-- Begin Given records --

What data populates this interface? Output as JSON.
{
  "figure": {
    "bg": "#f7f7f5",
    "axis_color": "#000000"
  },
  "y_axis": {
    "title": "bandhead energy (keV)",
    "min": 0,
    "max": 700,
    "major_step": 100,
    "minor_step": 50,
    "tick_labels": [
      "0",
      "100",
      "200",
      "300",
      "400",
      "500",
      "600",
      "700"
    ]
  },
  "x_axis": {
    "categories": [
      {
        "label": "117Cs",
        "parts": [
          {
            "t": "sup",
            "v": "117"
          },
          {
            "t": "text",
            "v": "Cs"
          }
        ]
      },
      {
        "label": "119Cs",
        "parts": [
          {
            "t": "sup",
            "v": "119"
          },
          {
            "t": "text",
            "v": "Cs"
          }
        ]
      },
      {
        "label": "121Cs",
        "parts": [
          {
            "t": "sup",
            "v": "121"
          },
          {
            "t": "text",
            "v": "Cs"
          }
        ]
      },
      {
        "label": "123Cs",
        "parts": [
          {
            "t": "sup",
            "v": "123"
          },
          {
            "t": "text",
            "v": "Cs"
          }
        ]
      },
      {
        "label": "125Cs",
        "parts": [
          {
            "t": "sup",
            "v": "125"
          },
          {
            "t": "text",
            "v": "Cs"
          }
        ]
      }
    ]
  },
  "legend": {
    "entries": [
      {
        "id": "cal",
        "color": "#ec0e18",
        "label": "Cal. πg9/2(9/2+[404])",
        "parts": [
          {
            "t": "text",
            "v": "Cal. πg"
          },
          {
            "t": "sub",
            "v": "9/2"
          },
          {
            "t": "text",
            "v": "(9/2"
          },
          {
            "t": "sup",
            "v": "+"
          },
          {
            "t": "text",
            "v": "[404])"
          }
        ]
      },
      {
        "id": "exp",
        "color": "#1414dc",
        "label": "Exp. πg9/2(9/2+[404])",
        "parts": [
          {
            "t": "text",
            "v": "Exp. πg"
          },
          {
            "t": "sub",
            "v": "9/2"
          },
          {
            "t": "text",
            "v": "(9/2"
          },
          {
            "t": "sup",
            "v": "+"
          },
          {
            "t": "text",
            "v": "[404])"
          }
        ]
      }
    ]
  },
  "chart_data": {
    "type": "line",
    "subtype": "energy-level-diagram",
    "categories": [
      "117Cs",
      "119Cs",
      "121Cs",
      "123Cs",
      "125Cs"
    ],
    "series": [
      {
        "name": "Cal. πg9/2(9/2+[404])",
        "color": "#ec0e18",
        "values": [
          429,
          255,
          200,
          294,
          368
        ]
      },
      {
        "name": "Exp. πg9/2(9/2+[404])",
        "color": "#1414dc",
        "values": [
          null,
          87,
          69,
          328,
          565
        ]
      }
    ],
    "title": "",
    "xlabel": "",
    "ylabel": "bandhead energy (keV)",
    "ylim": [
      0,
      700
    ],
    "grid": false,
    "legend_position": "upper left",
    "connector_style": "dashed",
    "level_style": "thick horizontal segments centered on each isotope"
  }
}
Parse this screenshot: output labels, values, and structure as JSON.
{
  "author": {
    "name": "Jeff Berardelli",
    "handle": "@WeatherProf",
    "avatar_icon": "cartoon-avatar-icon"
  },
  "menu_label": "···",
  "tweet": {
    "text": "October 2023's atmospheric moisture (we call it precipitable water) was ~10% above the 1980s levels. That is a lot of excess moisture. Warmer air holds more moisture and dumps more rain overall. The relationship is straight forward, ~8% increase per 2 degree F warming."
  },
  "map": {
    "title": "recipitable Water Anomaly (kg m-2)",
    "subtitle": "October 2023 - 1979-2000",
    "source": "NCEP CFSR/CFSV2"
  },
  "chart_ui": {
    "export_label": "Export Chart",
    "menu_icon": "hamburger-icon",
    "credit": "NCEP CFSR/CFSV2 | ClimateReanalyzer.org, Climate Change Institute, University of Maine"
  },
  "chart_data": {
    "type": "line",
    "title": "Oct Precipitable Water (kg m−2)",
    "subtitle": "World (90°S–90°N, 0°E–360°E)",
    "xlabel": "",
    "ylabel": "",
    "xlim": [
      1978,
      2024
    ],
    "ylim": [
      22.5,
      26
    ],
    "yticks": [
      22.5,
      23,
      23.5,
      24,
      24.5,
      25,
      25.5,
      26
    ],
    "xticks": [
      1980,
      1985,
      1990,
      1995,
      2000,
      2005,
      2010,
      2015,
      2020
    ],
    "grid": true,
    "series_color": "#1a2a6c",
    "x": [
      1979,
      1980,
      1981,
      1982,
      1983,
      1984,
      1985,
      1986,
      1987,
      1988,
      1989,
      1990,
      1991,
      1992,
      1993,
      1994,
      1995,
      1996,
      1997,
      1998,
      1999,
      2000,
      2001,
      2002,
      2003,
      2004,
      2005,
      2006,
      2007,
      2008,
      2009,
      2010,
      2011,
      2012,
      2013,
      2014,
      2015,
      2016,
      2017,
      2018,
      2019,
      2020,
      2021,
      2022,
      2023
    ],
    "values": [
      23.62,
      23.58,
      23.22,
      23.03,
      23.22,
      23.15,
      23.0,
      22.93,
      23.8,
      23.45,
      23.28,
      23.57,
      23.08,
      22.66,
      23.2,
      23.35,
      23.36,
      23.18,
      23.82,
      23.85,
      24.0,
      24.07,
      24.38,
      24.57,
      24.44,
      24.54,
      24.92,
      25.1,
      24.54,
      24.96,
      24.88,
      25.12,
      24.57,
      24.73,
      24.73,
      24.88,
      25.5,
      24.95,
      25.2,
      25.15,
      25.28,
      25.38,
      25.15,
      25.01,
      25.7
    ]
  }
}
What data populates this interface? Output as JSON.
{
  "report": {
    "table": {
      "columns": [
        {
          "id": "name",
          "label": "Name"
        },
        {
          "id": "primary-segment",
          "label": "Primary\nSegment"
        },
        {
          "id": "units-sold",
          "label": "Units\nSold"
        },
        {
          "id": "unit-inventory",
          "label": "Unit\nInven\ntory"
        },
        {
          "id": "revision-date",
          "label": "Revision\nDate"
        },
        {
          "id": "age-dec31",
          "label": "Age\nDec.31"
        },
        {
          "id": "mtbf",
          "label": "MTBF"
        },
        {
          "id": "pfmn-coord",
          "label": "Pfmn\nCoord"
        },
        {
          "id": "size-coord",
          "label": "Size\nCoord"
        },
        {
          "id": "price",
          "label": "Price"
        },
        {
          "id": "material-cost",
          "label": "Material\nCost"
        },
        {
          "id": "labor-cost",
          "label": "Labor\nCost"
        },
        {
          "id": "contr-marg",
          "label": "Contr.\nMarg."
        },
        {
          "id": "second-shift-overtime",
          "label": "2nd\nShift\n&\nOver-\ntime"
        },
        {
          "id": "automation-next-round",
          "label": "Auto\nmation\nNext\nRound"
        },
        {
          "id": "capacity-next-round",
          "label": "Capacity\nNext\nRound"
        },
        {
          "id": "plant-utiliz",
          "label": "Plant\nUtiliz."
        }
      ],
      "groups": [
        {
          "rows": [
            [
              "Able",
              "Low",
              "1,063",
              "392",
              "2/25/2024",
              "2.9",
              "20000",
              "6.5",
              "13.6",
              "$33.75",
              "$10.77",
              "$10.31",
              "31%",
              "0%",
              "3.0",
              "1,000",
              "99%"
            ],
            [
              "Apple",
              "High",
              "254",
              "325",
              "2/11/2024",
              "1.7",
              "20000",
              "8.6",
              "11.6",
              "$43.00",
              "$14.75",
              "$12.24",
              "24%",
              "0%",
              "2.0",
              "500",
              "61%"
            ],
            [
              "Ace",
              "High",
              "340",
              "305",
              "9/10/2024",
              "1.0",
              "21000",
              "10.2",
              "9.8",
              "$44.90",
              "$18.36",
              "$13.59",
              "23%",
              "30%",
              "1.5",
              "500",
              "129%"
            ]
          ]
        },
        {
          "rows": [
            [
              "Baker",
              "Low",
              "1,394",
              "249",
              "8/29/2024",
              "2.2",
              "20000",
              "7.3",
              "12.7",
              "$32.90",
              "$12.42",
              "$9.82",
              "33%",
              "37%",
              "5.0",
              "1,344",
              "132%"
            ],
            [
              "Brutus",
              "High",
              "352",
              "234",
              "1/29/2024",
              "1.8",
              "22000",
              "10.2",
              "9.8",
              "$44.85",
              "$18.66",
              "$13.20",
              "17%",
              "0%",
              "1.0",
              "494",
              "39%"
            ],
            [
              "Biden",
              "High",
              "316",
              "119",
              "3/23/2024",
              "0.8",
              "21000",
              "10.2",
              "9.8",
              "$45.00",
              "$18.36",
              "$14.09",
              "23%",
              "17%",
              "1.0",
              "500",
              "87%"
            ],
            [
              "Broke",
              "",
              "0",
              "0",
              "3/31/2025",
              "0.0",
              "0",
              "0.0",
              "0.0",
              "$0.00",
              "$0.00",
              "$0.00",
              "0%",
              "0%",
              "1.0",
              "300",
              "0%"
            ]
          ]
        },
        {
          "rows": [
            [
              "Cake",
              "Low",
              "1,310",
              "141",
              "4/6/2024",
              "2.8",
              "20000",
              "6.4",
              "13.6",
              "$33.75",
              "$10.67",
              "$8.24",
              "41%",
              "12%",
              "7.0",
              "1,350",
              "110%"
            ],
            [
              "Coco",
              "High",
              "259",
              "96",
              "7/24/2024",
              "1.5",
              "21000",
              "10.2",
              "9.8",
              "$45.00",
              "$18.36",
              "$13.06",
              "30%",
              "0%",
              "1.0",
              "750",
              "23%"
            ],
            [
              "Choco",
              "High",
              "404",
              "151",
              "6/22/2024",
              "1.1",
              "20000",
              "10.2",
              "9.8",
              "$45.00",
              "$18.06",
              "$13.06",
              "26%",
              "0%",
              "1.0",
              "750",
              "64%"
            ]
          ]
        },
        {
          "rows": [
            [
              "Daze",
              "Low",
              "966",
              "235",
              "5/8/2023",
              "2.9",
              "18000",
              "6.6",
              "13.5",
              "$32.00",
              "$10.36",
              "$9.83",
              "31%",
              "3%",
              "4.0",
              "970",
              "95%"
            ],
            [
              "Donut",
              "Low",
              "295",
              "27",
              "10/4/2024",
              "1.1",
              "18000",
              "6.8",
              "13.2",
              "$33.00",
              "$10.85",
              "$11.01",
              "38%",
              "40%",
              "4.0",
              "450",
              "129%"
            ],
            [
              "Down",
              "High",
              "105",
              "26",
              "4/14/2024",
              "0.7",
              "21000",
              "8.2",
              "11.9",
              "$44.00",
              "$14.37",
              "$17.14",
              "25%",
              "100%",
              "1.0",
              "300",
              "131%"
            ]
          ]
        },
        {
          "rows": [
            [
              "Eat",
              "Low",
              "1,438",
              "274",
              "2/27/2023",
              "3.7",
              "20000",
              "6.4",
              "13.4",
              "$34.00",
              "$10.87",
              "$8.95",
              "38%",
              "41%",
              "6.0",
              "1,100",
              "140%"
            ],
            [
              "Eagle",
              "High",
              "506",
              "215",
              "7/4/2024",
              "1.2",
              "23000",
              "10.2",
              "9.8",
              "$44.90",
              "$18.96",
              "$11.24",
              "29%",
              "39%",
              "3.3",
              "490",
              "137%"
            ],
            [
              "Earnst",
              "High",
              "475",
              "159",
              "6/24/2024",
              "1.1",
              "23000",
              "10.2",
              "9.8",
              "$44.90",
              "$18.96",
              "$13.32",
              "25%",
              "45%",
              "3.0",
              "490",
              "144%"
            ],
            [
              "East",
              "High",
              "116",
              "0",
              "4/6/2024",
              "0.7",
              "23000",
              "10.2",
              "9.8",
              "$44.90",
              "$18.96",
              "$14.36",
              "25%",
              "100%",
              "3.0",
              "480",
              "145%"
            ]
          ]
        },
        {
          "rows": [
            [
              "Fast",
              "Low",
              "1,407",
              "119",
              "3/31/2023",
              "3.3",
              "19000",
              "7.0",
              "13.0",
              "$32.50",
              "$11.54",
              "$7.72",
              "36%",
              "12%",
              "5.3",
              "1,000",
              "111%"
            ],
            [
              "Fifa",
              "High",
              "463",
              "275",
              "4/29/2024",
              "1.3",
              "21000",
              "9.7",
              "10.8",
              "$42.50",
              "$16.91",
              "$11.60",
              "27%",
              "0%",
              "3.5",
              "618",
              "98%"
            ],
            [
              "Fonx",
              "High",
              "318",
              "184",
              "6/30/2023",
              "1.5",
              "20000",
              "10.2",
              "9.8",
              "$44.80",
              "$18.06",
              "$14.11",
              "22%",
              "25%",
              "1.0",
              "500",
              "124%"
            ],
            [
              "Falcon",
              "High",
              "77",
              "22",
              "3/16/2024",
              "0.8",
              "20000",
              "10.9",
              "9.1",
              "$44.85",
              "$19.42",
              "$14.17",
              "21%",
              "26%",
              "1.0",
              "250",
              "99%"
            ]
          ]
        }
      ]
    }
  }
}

-- End Given records --

▸ Written request:
Search the lines above for the string "nCoord" and copy each line that has it.

▸ Full answer:
          "label": "Pfmn\nCoord"
          "label": "Size\nCoord"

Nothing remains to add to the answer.